Objective:
Keep only the lines of the listing that include the word "tout", and copy them.

Material provided:
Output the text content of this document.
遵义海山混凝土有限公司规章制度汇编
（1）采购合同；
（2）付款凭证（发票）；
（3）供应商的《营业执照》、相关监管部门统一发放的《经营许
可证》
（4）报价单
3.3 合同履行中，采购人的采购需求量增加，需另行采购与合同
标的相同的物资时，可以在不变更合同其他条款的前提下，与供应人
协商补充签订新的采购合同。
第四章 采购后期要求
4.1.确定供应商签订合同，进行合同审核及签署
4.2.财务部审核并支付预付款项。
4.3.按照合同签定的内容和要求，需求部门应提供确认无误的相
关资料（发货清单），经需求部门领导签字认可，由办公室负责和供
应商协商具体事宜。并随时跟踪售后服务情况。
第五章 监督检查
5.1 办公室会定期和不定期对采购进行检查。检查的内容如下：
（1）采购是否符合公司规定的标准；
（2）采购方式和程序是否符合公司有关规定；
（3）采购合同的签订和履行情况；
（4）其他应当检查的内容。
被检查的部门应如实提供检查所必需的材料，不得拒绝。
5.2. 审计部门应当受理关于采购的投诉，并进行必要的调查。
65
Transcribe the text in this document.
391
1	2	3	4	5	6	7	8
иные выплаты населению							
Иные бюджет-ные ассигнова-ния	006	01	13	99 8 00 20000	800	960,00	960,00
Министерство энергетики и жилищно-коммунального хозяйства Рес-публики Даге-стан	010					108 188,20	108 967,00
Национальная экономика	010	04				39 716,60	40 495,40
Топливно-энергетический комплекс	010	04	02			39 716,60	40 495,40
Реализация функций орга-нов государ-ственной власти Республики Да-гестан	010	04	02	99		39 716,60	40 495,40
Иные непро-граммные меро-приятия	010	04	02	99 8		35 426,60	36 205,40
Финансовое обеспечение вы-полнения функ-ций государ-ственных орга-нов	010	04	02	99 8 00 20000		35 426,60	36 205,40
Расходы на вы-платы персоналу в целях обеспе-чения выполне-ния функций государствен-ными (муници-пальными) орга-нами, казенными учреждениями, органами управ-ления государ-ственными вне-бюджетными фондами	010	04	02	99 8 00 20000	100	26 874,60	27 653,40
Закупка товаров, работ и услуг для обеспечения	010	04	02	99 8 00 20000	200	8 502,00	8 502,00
...
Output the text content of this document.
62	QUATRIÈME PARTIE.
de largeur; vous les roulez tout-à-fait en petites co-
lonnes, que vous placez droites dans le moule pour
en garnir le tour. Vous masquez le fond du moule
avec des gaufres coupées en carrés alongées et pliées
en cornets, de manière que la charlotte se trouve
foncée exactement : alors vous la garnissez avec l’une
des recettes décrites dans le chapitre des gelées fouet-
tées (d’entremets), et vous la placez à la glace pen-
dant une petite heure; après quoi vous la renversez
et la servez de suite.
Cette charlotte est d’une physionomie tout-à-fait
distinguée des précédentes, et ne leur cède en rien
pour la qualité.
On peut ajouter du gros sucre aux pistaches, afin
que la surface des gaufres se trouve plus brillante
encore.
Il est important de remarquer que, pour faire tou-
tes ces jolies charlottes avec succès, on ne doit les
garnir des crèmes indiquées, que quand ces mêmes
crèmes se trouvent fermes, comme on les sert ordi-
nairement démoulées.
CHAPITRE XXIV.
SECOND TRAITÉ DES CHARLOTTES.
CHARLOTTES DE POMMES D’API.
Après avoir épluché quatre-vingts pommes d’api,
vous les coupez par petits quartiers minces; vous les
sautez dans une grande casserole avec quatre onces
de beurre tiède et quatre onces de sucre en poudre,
...
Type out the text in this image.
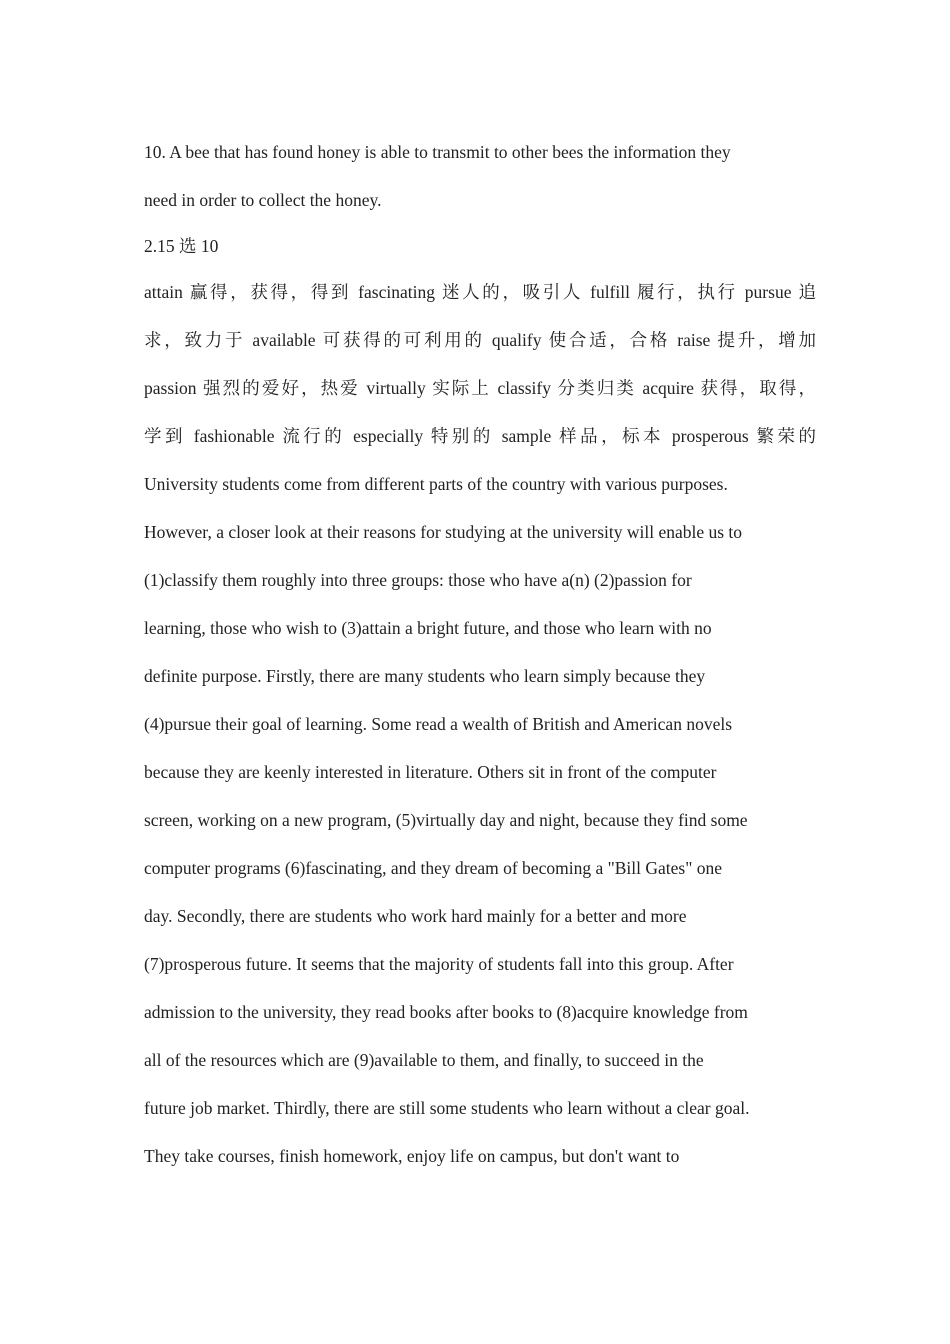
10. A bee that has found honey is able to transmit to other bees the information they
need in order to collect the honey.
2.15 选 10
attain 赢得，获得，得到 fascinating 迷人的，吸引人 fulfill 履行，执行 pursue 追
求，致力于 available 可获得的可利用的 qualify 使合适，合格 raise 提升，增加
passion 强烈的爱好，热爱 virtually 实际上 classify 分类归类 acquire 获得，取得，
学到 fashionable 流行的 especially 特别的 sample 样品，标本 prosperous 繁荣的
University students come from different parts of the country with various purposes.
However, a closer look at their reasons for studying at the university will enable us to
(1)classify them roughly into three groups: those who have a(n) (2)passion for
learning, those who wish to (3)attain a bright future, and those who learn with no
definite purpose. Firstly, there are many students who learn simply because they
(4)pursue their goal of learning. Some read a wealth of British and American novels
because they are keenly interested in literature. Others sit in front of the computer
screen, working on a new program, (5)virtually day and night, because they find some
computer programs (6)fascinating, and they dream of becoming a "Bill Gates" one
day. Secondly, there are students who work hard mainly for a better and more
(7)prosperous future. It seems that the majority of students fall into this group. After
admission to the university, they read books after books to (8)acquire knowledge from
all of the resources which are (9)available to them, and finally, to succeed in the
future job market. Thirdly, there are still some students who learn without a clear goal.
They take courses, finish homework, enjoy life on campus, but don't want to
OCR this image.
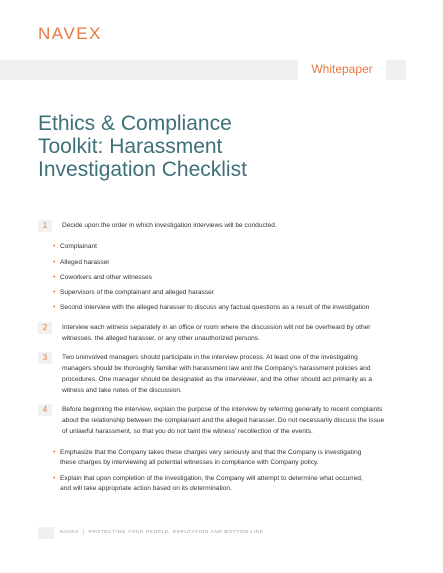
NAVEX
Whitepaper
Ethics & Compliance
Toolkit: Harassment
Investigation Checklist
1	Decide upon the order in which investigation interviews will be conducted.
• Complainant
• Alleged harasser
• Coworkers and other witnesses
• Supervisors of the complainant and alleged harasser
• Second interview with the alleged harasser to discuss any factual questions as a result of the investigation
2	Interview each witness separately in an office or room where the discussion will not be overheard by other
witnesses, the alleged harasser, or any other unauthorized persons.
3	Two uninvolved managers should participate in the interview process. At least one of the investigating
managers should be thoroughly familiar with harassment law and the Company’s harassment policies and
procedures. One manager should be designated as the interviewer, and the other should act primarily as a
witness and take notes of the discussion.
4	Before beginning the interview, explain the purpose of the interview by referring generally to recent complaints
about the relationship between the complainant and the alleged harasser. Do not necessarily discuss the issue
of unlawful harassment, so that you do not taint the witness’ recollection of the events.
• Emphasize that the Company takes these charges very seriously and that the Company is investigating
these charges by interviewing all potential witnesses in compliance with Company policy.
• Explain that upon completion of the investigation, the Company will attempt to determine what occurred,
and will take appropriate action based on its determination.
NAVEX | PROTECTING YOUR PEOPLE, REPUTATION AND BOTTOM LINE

Solution for this exercise:
de largeur; vous les roulez tout-à-fait en petites co-
Cette charlotte est d’une physionomie tout-à-fait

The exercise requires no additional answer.